● PROVIDED INFORMATION
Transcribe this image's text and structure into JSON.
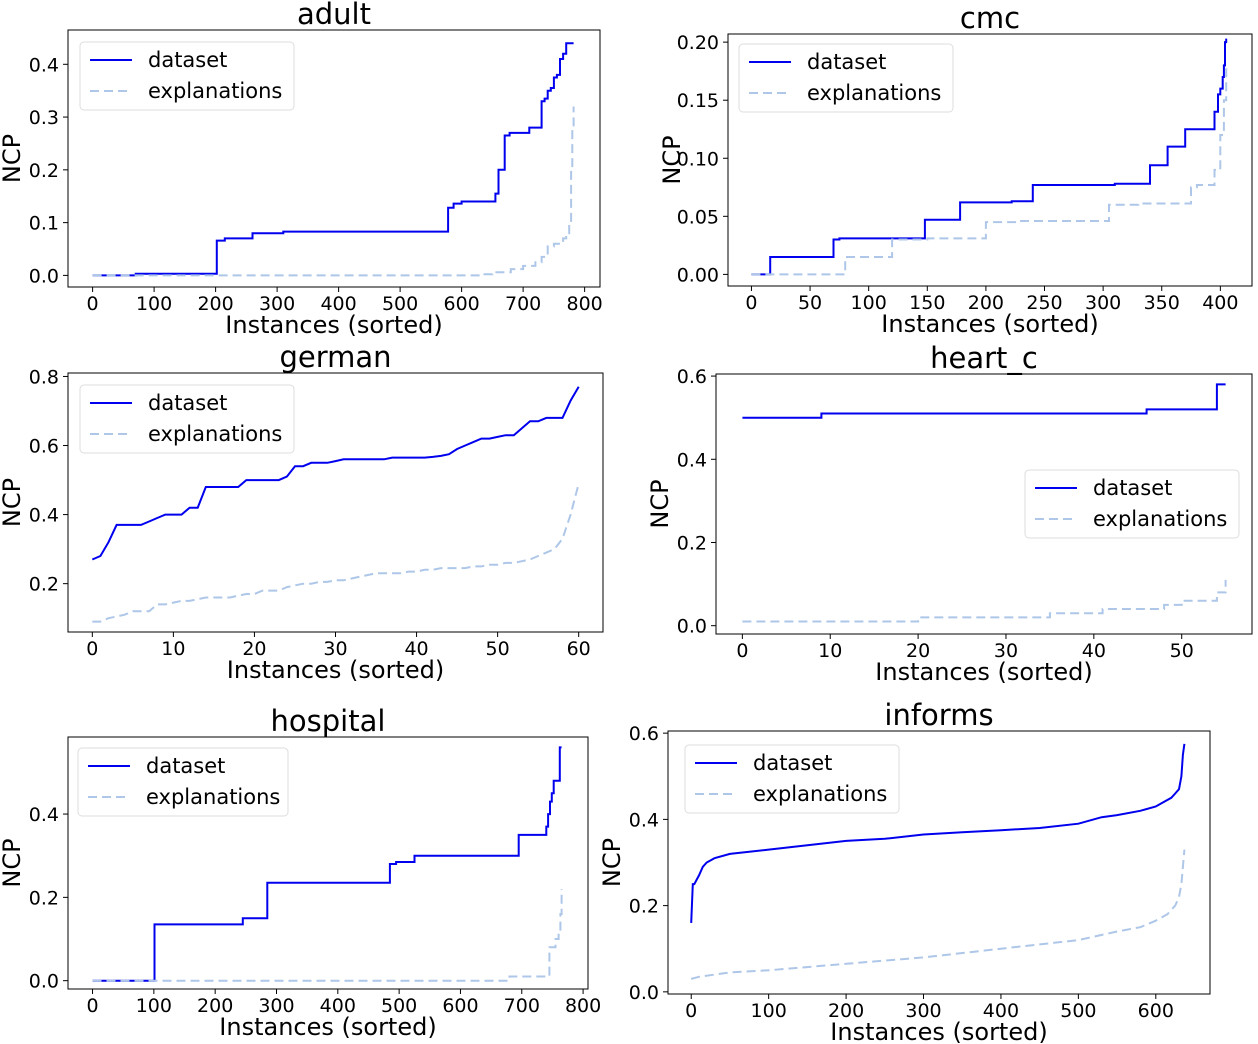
{
  "chart_data": [
    {
      "type": "line",
      "title": "adult",
      "xlabel": "Instances (sorted)",
      "ylabel": "NCP",
      "xlim": [
        -40,
        825
      ],
      "ylim": [
        -0.022,
        0.465
      ],
      "xticks": [
        0,
        100,
        200,
        300,
        400,
        500,
        600,
        700,
        800
      ],
      "yticks": [
        0.0,
        0.1,
        0.2,
        0.3,
        0.4
      ],
      "ytick_decimals": 1,
      "legend_position": "upper left",
      "series": [
        {
          "name": "dataset",
          "step": true,
          "x": [
            0,
            70,
            200,
            202,
            215,
            260,
            310,
            578,
            587,
            592,
            600,
            655,
            660,
            670,
            678,
            700,
            705,
            710,
            715,
            720,
            730,
            735,
            740,
            745,
            750,
            755,
            760,
            765,
            770,
            775,
            782
          ],
          "y": [
            0.0,
            0.003,
            0.003,
            0.066,
            0.07,
            0.08,
            0.083,
            0.128,
            0.136,
            0.136,
            0.14,
            0.155,
            0.2,
            0.265,
            0.27,
            0.27,
            0.27,
            0.28,
            0.28,
            0.28,
            0.33,
            0.335,
            0.35,
            0.355,
            0.375,
            0.38,
            0.41,
            0.42,
            0.44,
            0.44,
            0.44
          ]
        },
        {
          "name": "explanations",
          "step": true,
          "x": [
            0,
            600,
            630,
            650,
            680,
            700,
            720,
            730,
            740,
            750,
            760,
            765,
            770,
            775,
            778,
            780,
            782
          ],
          "y": [
            0.0,
            0.0,
            0.002,
            0.006,
            0.012,
            0.018,
            0.025,
            0.035,
            0.055,
            0.06,
            0.063,
            0.07,
            0.08,
            0.1,
            0.2,
            0.28,
            0.32
          ]
        }
      ]
    },
    {
      "type": "line",
      "title": "cmc",
      "xlabel": "Instances (sorted)",
      "ylabel": "NCP",
      "xlim": [
        -20,
        427
      ],
      "ylim": [
        -0.01,
        0.207
      ],
      "xticks": [
        0,
        50,
        100,
        150,
        200,
        250,
        300,
        350,
        400
      ],
      "yticks": [
        0.0,
        0.05,
        0.1,
        0.15,
        0.2
      ],
      "ytick_decimals": 2,
      "legend_position": "upper left",
      "series": [
        {
          "name": "dataset",
          "step": true,
          "x": [
            0,
            16,
            70,
            75,
            148,
            178,
            200,
            222,
            240,
            275,
            290,
            310,
            340,
            350,
            355,
            365,
            370,
            390,
            395,
            398,
            400,
            402,
            403,
            404,
            405
          ],
          "y": [
            0.0,
            0.015,
            0.03,
            0.031,
            0.047,
            0.062,
            0.062,
            0.063,
            0.077,
            0.077,
            0.077,
            0.078,
            0.094,
            0.094,
            0.11,
            0.11,
            0.125,
            0.125,
            0.14,
            0.155,
            0.16,
            0.17,
            0.18,
            0.2,
            0.203
          ]
        },
        {
          "name": "explanations",
          "step": true,
          "x": [
            0,
            80,
            120,
            150,
            200,
            230,
            275,
            292,
            296,
            305,
            330,
            360,
            375,
            380,
            390,
            395,
            400,
            403,
            405
          ],
          "y": [
            0.0,
            0.015,
            0.03,
            0.031,
            0.045,
            0.046,
            0.046,
            0.046,
            0.046,
            0.06,
            0.061,
            0.061,
            0.075,
            0.077,
            0.077,
            0.09,
            0.12,
            0.15,
            0.18
          ]
        }
      ]
    },
    {
      "type": "line",
      "title": "german",
      "xlabel": "Instances (sorted)",
      "ylabel": "NCP",
      "xlim": [
        -3,
        63
      ],
      "ylim": [
        0.06,
        0.81
      ],
      "xticks": [
        0,
        10,
        20,
        30,
        40,
        50,
        60
      ],
      "yticks": [
        0.2,
        0.4,
        0.6,
        0.8
      ],
      "ytick_decimals": 1,
      "legend_position": "upper left",
      "series": [
        {
          "name": "dataset",
          "step": false,
          "x": [
            0,
            1,
            2,
            3,
            4,
            5,
            6,
            7,
            8,
            9,
            10,
            11,
            12,
            13,
            14,
            15,
            16,
            17,
            18,
            19,
            20,
            21,
            22,
            23,
            24,
            25,
            26,
            27,
            28,
            29,
            30,
            31,
            32,
            33,
            34,
            35,
            36,
            37,
            38,
            39,
            40,
            41,
            42,
            43,
            44,
            45,
            46,
            47,
            48,
            49,
            50,
            51,
            52,
            53,
            54,
            55,
            56,
            57,
            58,
            59,
            60
          ],
          "y": [
            0.27,
            0.28,
            0.32,
            0.37,
            0.37,
            0.37,
            0.37,
            0.38,
            0.39,
            0.4,
            0.4,
            0.4,
            0.42,
            0.42,
            0.48,
            0.48,
            0.48,
            0.48,
            0.48,
            0.5,
            0.5,
            0.5,
            0.5,
            0.5,
            0.51,
            0.54,
            0.54,
            0.55,
            0.55,
            0.55,
            0.555,
            0.56,
            0.56,
            0.56,
            0.56,
            0.56,
            0.56,
            0.565,
            0.565,
            0.565,
            0.565,
            0.565,
            0.567,
            0.57,
            0.575,
            0.59,
            0.6,
            0.61,
            0.62,
            0.62,
            0.625,
            0.63,
            0.63,
            0.65,
            0.67,
            0.67,
            0.68,
            0.68,
            0.68,
            0.73,
            0.77
          ]
        },
        {
          "name": "explanations",
          "step": false,
          "x": [
            0,
            1,
            2,
            3,
            4,
            5,
            6,
            7,
            8,
            9,
            10,
            11,
            12,
            13,
            14,
            15,
            16,
            17,
            18,
            19,
            20,
            21,
            22,
            23,
            24,
            25,
            26,
            27,
            28,
            29,
            30,
            31,
            32,
            33,
            34,
            35,
            36,
            37,
            38,
            39,
            40,
            41,
            42,
            43,
            44,
            45,
            46,
            47,
            48,
            49,
            50,
            51,
            52,
            53,
            54,
            55,
            56,
            57,
            58,
            59,
            60
          ],
          "y": [
            0.09,
            0.09,
            0.1,
            0.105,
            0.11,
            0.12,
            0.12,
            0.12,
            0.14,
            0.14,
            0.145,
            0.15,
            0.15,
            0.155,
            0.16,
            0.16,
            0.16,
            0.16,
            0.165,
            0.17,
            0.17,
            0.18,
            0.18,
            0.18,
            0.19,
            0.195,
            0.2,
            0.2,
            0.205,
            0.205,
            0.21,
            0.21,
            0.215,
            0.22,
            0.225,
            0.23,
            0.23,
            0.23,
            0.23,
            0.235,
            0.235,
            0.24,
            0.24,
            0.245,
            0.245,
            0.245,
            0.245,
            0.25,
            0.25,
            0.255,
            0.255,
            0.26,
            0.26,
            0.265,
            0.27,
            0.28,
            0.29,
            0.3,
            0.33,
            0.4,
            0.49
          ]
        }
      ]
    },
    {
      "type": "line",
      "title": "heart_c",
      "xlabel": "Instances (sorted)",
      "ylabel": "NCP",
      "xlim": [
        -3,
        58
      ],
      "ylim": [
        -0.02,
        0.605
      ],
      "xticks": [
        0,
        10,
        20,
        30,
        40,
        50
      ],
      "yticks": [
        0.0,
        0.2,
        0.4,
        0.6
      ],
      "ytick_decimals": 1,
      "legend_position": "center right",
      "series": [
        {
          "name": "dataset",
          "step": true,
          "x": [
            0,
            8,
            9,
            45,
            46,
            53,
            54,
            55
          ],
          "y": [
            0.5,
            0.5,
            0.51,
            0.51,
            0.52,
            0.52,
            0.58,
            0.58
          ]
        },
        {
          "name": "explanations",
          "step": true,
          "x": [
            0,
            19,
            20,
            34,
            35,
            40,
            41,
            47,
            48,
            49,
            50,
            53,
            54,
            55
          ],
          "y": [
            0.01,
            0.01,
            0.02,
            0.02,
            0.03,
            0.03,
            0.04,
            0.04,
            0.05,
            0.05,
            0.06,
            0.06,
            0.08,
            0.11
          ]
        }
      ]
    },
    {
      "type": "line",
      "title": "hospital",
      "xlabel": "Instances (sorted)",
      "ylabel": "NCP",
      "xlim": [
        -40,
        808
      ],
      "ylim": [
        -0.02,
        0.585
      ],
      "xticks": [
        0,
        100,
        200,
        300,
        400,
        500,
        600,
        700,
        800
      ],
      "yticks": [
        0.0,
        0.2,
        0.4
      ],
      "ytick_decimals": 1,
      "legend_position": "upper left",
      "series": [
        {
          "name": "dataset",
          "step": true,
          "x": [
            0,
            100,
            101,
            245,
            285,
            485,
            495,
            525,
            690,
            695,
            740,
            743,
            746,
            749,
            752,
            755,
            762,
            765
          ],
          "y": [
            0.0,
            0.0,
            0.135,
            0.15,
            0.235,
            0.28,
            0.285,
            0.3,
            0.3,
            0.35,
            0.37,
            0.4,
            0.43,
            0.45,
            0.48,
            0.48,
            0.56,
            0.56
          ]
        },
        {
          "name": "explanations",
          "step": true,
          "x": [
            0,
            680,
            740,
            745,
            755,
            760,
            763,
            765
          ],
          "y": [
            0.0,
            0.01,
            0.01,
            0.08,
            0.1,
            0.12,
            0.16,
            0.22
          ]
        }
      ]
    },
    {
      "type": "line",
      "title": "informs",
      "xlabel": "Instances (sorted)",
      "ylabel": "NCP",
      "xlim": [
        -30,
        670
      ],
      "ylim": [
        -0.005,
        0.605
      ],
      "xticks": [
        0,
        100,
        200,
        300,
        400,
        500,
        600
      ],
      "yticks": [
        0.0,
        0.2,
        0.4,
        0.6
      ],
      "ytick_decimals": 1,
      "legend_position": "upper left",
      "series": [
        {
          "name": "dataset",
          "step": false,
          "x": [
            0,
            2,
            4,
            10,
            15,
            20,
            30,
            50,
            100,
            150,
            200,
            250,
            300,
            350,
            400,
            450,
            500,
            530,
            550,
            580,
            600,
            610,
            620,
            625,
            630,
            633,
            635,
            637
          ],
          "y": [
            0.16,
            0.25,
            0.25,
            0.27,
            0.29,
            0.3,
            0.31,
            0.32,
            0.33,
            0.34,
            0.35,
            0.355,
            0.365,
            0.37,
            0.375,
            0.38,
            0.39,
            0.405,
            0.41,
            0.42,
            0.43,
            0.44,
            0.45,
            0.46,
            0.47,
            0.5,
            0.55,
            0.575
          ]
        },
        {
          "name": "explanations",
          "step": false,
          "x": [
            0,
            10,
            50,
            100,
            200,
            300,
            400,
            450,
            500,
            550,
            580,
            600,
            615,
            625,
            630,
            633,
            635,
            637
          ],
          "y": [
            0.03,
            0.035,
            0.045,
            0.05,
            0.065,
            0.08,
            0.1,
            0.11,
            0.12,
            0.14,
            0.15,
            0.165,
            0.18,
            0.2,
            0.22,
            0.25,
            0.29,
            0.33
          ]
        }
      ]
    }
  ],
  "colors": {
    "dataset": "#0000ee",
    "explanations": "#aec7e8",
    "axes": "#000000",
    "legend_border": "#dddddd"
  }
}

● CHALLENGE
Take every line that includes the string "title" and copy it.

● RESPONSE TO THE TASK
      "title": "adult",
      "title": "cmc",
      "title": "german",
      "title": "heart_c",
      "title": "hospital",
      "title": "informs",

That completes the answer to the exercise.